→ SET PROBLEM:
Work out the number of lines in the records that include the word "name"; reply with that number alone.

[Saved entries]
• • • •

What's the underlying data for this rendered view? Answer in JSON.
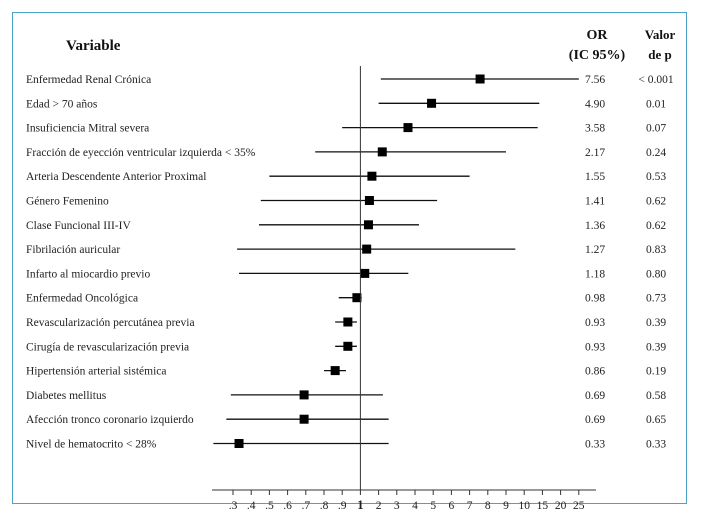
{
  "chart_data": {
    "type": "forest",
    "headers": {
      "variable": "Variable",
      "or_line1": "OR",
      "or_line2": "(IC 95%)",
      "p_line1": "Valor",
      "p_line2": "de p"
    },
    "x_scale": "log",
    "reference_value": 1,
    "ticks": [
      {
        "value": 0.3,
        "label": ".3"
      },
      {
        "value": 0.4,
        "label": ".4"
      },
      {
        "value": 0.5,
        "label": ".5"
      },
      {
        "value": 0.6,
        "label": ".6"
      },
      {
        "value": 0.7,
        "label": ".7"
      },
      {
        "value": 0.8,
        "label": ".8"
      },
      {
        "value": 0.9,
        "label": ".9"
      },
      {
        "value": 1,
        "label": "1"
      },
      {
        "value": 2,
        "label": "2"
      },
      {
        "value": 3,
        "label": "3"
      },
      {
        "value": 4,
        "label": "4"
      },
      {
        "value": 5,
        "label": "5"
      },
      {
        "value": 6,
        "label": "6"
      },
      {
        "value": 7,
        "label": "7"
      },
      {
        "value": 8,
        "label": "8"
      },
      {
        "value": 9,
        "label": "9"
      },
      {
        "value": 10,
        "label": "10"
      },
      {
        "value": 15,
        "label": "15"
      },
      {
        "value": 20,
        "label": "20"
      },
      {
        "value": 25,
        "label": "25"
      }
    ],
    "rows": [
      {
        "label": "Enfermedad Renal Crónica",
        "or": 7.56,
        "or_text": "7.56",
        "lo": 2.1,
        "hi": 25,
        "p": "< 0.001"
      },
      {
        "label": "Edad > 70 años",
        "or": 4.9,
        "or_text": "4.90",
        "lo": 2.0,
        "hi": 14,
        "p": "0.01"
      },
      {
        "label": "Insuficiencia Mitral severa",
        "or": 3.58,
        "or_text": "3.58",
        "lo": 0.9,
        "hi": 13.5,
        "p": "0.07"
      },
      {
        "label": "Fracción de eyección ventricular izquierda  < 35%",
        "or": 2.17,
        "or_text": "2.17",
        "lo": 0.75,
        "hi": 9,
        "p": "0.24"
      },
      {
        "label": "Arteria Descendente Anterior Proximal",
        "or": 1.55,
        "or_text": "1.55",
        "lo": 0.5,
        "hi": 7,
        "p": "0.53"
      },
      {
        "label": "Género Femenino",
        "or": 1.41,
        "or_text": "1.41",
        "lo": 0.45,
        "hi": 5.2,
        "p": "0.62"
      },
      {
        "label": "Clase Funcional III-IV",
        "or": 1.36,
        "or_text": "1.36",
        "lo": 0.44,
        "hi": 4.2,
        "p": "0.62"
      },
      {
        "label": "Fibrilación auricular",
        "or": 1.27,
        "or_text": "1.27",
        "lo": 0.32,
        "hi": 9.5,
        "p": "0.83"
      },
      {
        "label": "Infarto al miocardio previo",
        "or": 1.18,
        "or_text": "1.18",
        "lo": 0.33,
        "hi": 3.6,
        "p": "0.80"
      },
      {
        "label": "Enfermedad Oncológica",
        "or": 0.98,
        "or_text": "0.98",
        "lo": 0.88,
        "hi": 1.05,
        "p": "0.73"
      },
      {
        "label": "Revascularización percutánea previa",
        "or": 0.93,
        "or_text": "0.93",
        "lo": 0.86,
        "hi": 0.98,
        "p": "0.39"
      },
      {
        "label": "Cirugía de revascularización previa",
        "or": 0.93,
        "or_text": "0.93",
        "lo": 0.86,
        "hi": 0.98,
        "p": "0.39"
      },
      {
        "label": "Hipertensión arterial sistémica",
        "or": 0.86,
        "or_text": "0.86",
        "lo": 0.8,
        "hi": 0.92,
        "p": "0.19"
      },
      {
        "label": "Diabetes mellitus",
        "or": 0.69,
        "or_text": "0.69",
        "lo": 0.29,
        "hi": 2.2,
        "p": "0.58"
      },
      {
        "label": "Afección tronco coronario izquierdo",
        "or": 0.69,
        "or_text": "0.69",
        "lo": 0.27,
        "hi": 2.5,
        "p": "0.65"
      },
      {
        "label": "Nivel de hematocrito  < 28%",
        "or": 0.33,
        "or_text": "0.33",
        "lo": 0.22,
        "hi": 2.5,
        "p": "0.33"
      }
    ]
  }
}
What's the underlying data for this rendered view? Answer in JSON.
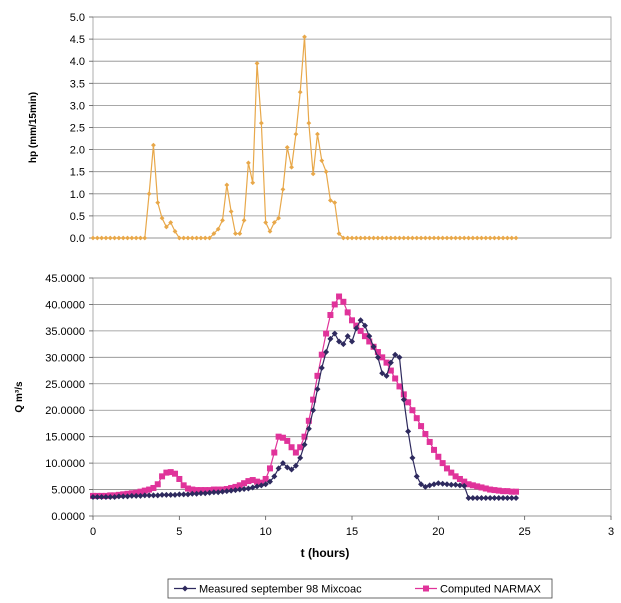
{
  "chart_data": [
    {
      "type": "line",
      "ylabel": "hp (mm/15min)",
      "ylim": [
        0,
        5.0
      ],
      "yticks": [
        "0.0",
        "0.5",
        "1.0",
        "1.5",
        "2.0",
        "2.5",
        "3.0",
        "3.5",
        "4.0",
        "4.5",
        "5.0"
      ],
      "xlim": [
        0,
        24.5
      ],
      "grid": true,
      "color": "#E8A84A",
      "series": [
        {
          "x": [
            0.0,
            0.25,
            0.5,
            0.75,
            1.0,
            1.25,
            1.5,
            1.75,
            2.0,
            2.25,
            2.5,
            2.75,
            3.0,
            3.25,
            3.5,
            3.75,
            4.0,
            4.25,
            4.5,
            4.75,
            5.0,
            5.25,
            5.5,
            5.75,
            6.0,
            6.25,
            6.5,
            6.75,
            7.0,
            7.25,
            7.5,
            7.75,
            8.0,
            8.25,
            8.5,
            8.75,
            9.0,
            9.25,
            9.5,
            9.75,
            10.0,
            10.25,
            10.5,
            10.75,
            11.0,
            11.25,
            11.5,
            11.75,
            12.0,
            12.25,
            12.5,
            12.75,
            13.0,
            13.25,
            13.5,
            13.75,
            14.0,
            14.25,
            14.5,
            14.75,
            15.0,
            15.25,
            15.5,
            15.75,
            16.0,
            16.25,
            16.5,
            16.75,
            17.0,
            17.25,
            17.5,
            17.75,
            18.0,
            18.25,
            18.5,
            18.75,
            19.0,
            19.25,
            19.5,
            19.75,
            20.0,
            20.25,
            20.5,
            20.75,
            21.0,
            21.25,
            21.5,
            21.75,
            22.0,
            22.25,
            22.5,
            22.75,
            23.0,
            23.25,
            23.5,
            23.75,
            24.0,
            24.25,
            24.5
          ],
          "values": [
            0,
            0,
            0,
            0,
            0,
            0,
            0,
            0,
            0,
            0,
            0,
            0,
            0,
            1.0,
            2.1,
            0.8,
            0.45,
            0.25,
            0.35,
            0.15,
            0,
            0,
            0,
            0,
            0,
            0,
            0,
            0,
            0.1,
            0.2,
            0.4,
            1.2,
            0.6,
            0.1,
            0.1,
            0.4,
            1.7,
            1.25,
            3.95,
            2.6,
            0.35,
            0.15,
            0.35,
            0.45,
            1.1,
            2.05,
            1.6,
            2.35,
            3.3,
            4.55,
            2.6,
            1.45,
            2.35,
            1.75,
            1.5,
            0.85,
            0.8,
            0.1,
            0,
            0,
            0,
            0,
            0,
            0,
            0,
            0,
            0,
            0,
            0,
            0,
            0,
            0,
            0,
            0,
            0,
            0,
            0,
            0,
            0,
            0,
            0,
            0,
            0,
            0,
            0,
            0,
            0,
            0,
            0,
            0,
            0,
            0,
            0,
            0,
            0,
            0,
            0,
            0,
            0
          ]
        }
      ]
    },
    {
      "type": "line",
      "ylabel": "Q m³/s",
      "xlabel": "t (hours)",
      "xlim": [
        0,
        30
      ],
      "xticks": [
        "0",
        "5",
        "10",
        "15",
        "20",
        "25",
        "3"
      ],
      "ylim": [
        0,
        45
      ],
      "yticks": [
        "0.0000",
        "5.0000",
        "10.0000",
        "15.0000",
        "20.0000",
        "25.0000",
        "30.0000",
        "35.0000",
        "40.0000",
        "45.0000"
      ],
      "grid": true,
      "legend_position": "bottom",
      "series": [
        {
          "name": "Measured september 98 Mixcoac",
          "color": "#2E2A5E",
          "marker": "diamond",
          "x": [
            0.0,
            0.25,
            0.5,
            0.75,
            1.0,
            1.25,
            1.5,
            1.75,
            2.0,
            2.25,
            2.5,
            2.75,
            3.0,
            3.25,
            3.5,
            3.75,
            4.0,
            4.25,
            4.5,
            4.75,
            5.0,
            5.25,
            5.5,
            5.75,
            6.0,
            6.25,
            6.5,
            6.75,
            7.0,
            7.25,
            7.5,
            7.75,
            8.0,
            8.25,
            8.5,
            8.75,
            9.0,
            9.25,
            9.5,
            9.75,
            10.0,
            10.25,
            10.5,
            10.75,
            11.0,
            11.25,
            11.5,
            11.75,
            12.0,
            12.25,
            12.5,
            12.75,
            13.0,
            13.25,
            13.5,
            13.75,
            14.0,
            14.25,
            14.5,
            14.75,
            15.0,
            15.25,
            15.5,
            15.75,
            16.0,
            16.25,
            16.5,
            16.75,
            17.0,
            17.25,
            17.5,
            17.75,
            18.0,
            18.25,
            18.5,
            18.75,
            19.0,
            19.25,
            19.5,
            19.75,
            20.0,
            20.25,
            20.5,
            20.75,
            21.0,
            21.25,
            21.5,
            21.75,
            22.0,
            22.25,
            22.5,
            22.75,
            23.0,
            23.25,
            23.5,
            23.75,
            24.0,
            24.25,
            24.5
          ],
          "values": [
            3.6,
            3.6,
            3.6,
            3.6,
            3.6,
            3.6,
            3.7,
            3.7,
            3.7,
            3.8,
            3.8,
            3.8,
            3.9,
            3.9,
            3.9,
            3.9,
            4.0,
            4.0,
            4.0,
            4.0,
            4.1,
            4.1,
            4.1,
            4.2,
            4.2,
            4.3,
            4.3,
            4.4,
            4.5,
            4.5,
            4.6,
            4.7,
            4.8,
            4.9,
            5.0,
            5.1,
            5.2,
            5.4,
            5.6,
            5.8,
            6.0,
            6.5,
            7.5,
            9.0,
            10.0,
            9.2,
            8.8,
            9.5,
            11.0,
            13.5,
            16.5,
            20.0,
            24.0,
            28.0,
            31.0,
            33.5,
            34.5,
            33.0,
            32.5,
            34.0,
            33.0,
            35.5,
            37.0,
            36.0,
            34.0,
            32.0,
            30.0,
            27.0,
            26.5,
            29.0,
            30.5,
            30.0,
            22.0,
            16.0,
            11.0,
            7.5,
            6.0,
            5.5,
            5.8,
            6.0,
            6.2,
            6.1,
            6.0,
            5.9,
            5.9,
            5.8,
            5.7,
            3.4,
            3.4,
            3.4,
            3.4,
            3.4,
            3.4,
            3.4,
            3.4,
            3.4,
            3.4,
            3.4,
            3.4
          ]
        },
        {
          "name": "Computed NARMAX",
          "color": "#E0339A",
          "marker": "square",
          "x": [
            0.0,
            0.25,
            0.5,
            0.75,
            1.0,
            1.25,
            1.5,
            1.75,
            2.0,
            2.25,
            2.5,
            2.75,
            3.0,
            3.25,
            3.5,
            3.75,
            4.0,
            4.25,
            4.5,
            4.75,
            5.0,
            5.25,
            5.5,
            5.75,
            6.0,
            6.25,
            6.5,
            6.75,
            7.0,
            7.25,
            7.5,
            7.75,
            8.0,
            8.25,
            8.5,
            8.75,
            9.0,
            9.25,
            9.5,
            9.75,
            10.0,
            10.25,
            10.5,
            10.75,
            11.0,
            11.25,
            11.5,
            11.75,
            12.0,
            12.25,
            12.5,
            12.75,
            13.0,
            13.25,
            13.5,
            13.75,
            14.0,
            14.25,
            14.5,
            14.75,
            15.0,
            15.25,
            15.5,
            15.75,
            16.0,
            16.25,
            16.5,
            16.75,
            17.0,
            17.25,
            17.5,
            17.75,
            18.0,
            18.25,
            18.5,
            18.75,
            19.0,
            19.25,
            19.5,
            19.75,
            20.0,
            20.25,
            20.5,
            20.75,
            21.0,
            21.25,
            21.5,
            21.75,
            22.0,
            22.25,
            22.5,
            22.75,
            23.0,
            23.25,
            23.5,
            23.75,
            24.0,
            24.25,
            24.5
          ],
          "values": [
            3.8,
            3.8,
            3.8,
            3.8,
            3.9,
            3.9,
            4.0,
            4.1,
            4.2,
            4.3,
            4.4,
            4.6,
            4.8,
            5.0,
            5.3,
            6.0,
            7.5,
            8.2,
            8.3,
            8.0,
            7.0,
            5.8,
            5.2,
            5.0,
            4.9,
            4.9,
            4.9,
            4.9,
            5.0,
            5.0,
            5.0,
            5.1,
            5.3,
            5.5,
            5.8,
            6.2,
            6.6,
            6.8,
            6.5,
            6.3,
            7.0,
            9.0,
            12.0,
            15.0,
            14.8,
            14.2,
            13.0,
            12.0,
            13.0,
            15.0,
            18.0,
            22.0,
            26.5,
            30.5,
            34.5,
            38.0,
            40.0,
            41.5,
            40.5,
            38.5,
            37.0,
            36.0,
            35.0,
            34.0,
            33.0,
            32.0,
            31.0,
            30.0,
            29.0,
            27.5,
            26.0,
            24.5,
            23.0,
            21.5,
            20.0,
            18.5,
            17.0,
            15.5,
            14.0,
            12.5,
            11.2,
            10.0,
            9.0,
            8.2,
            7.5,
            7.0,
            6.5,
            6.0,
            5.8,
            5.6,
            5.4,
            5.2,
            5.0,
            4.9,
            4.8,
            4.7,
            4.7,
            4.6,
            4.6
          ]
        }
      ]
    }
  ]
}
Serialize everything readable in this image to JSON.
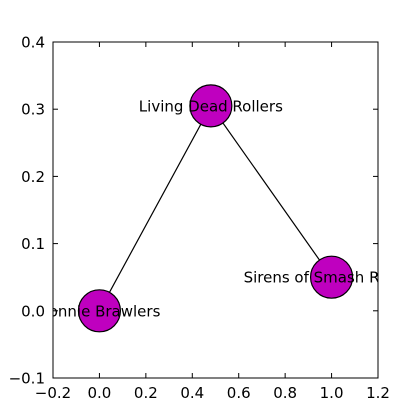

• • • •

→ WRITTEN RESPONSE:
2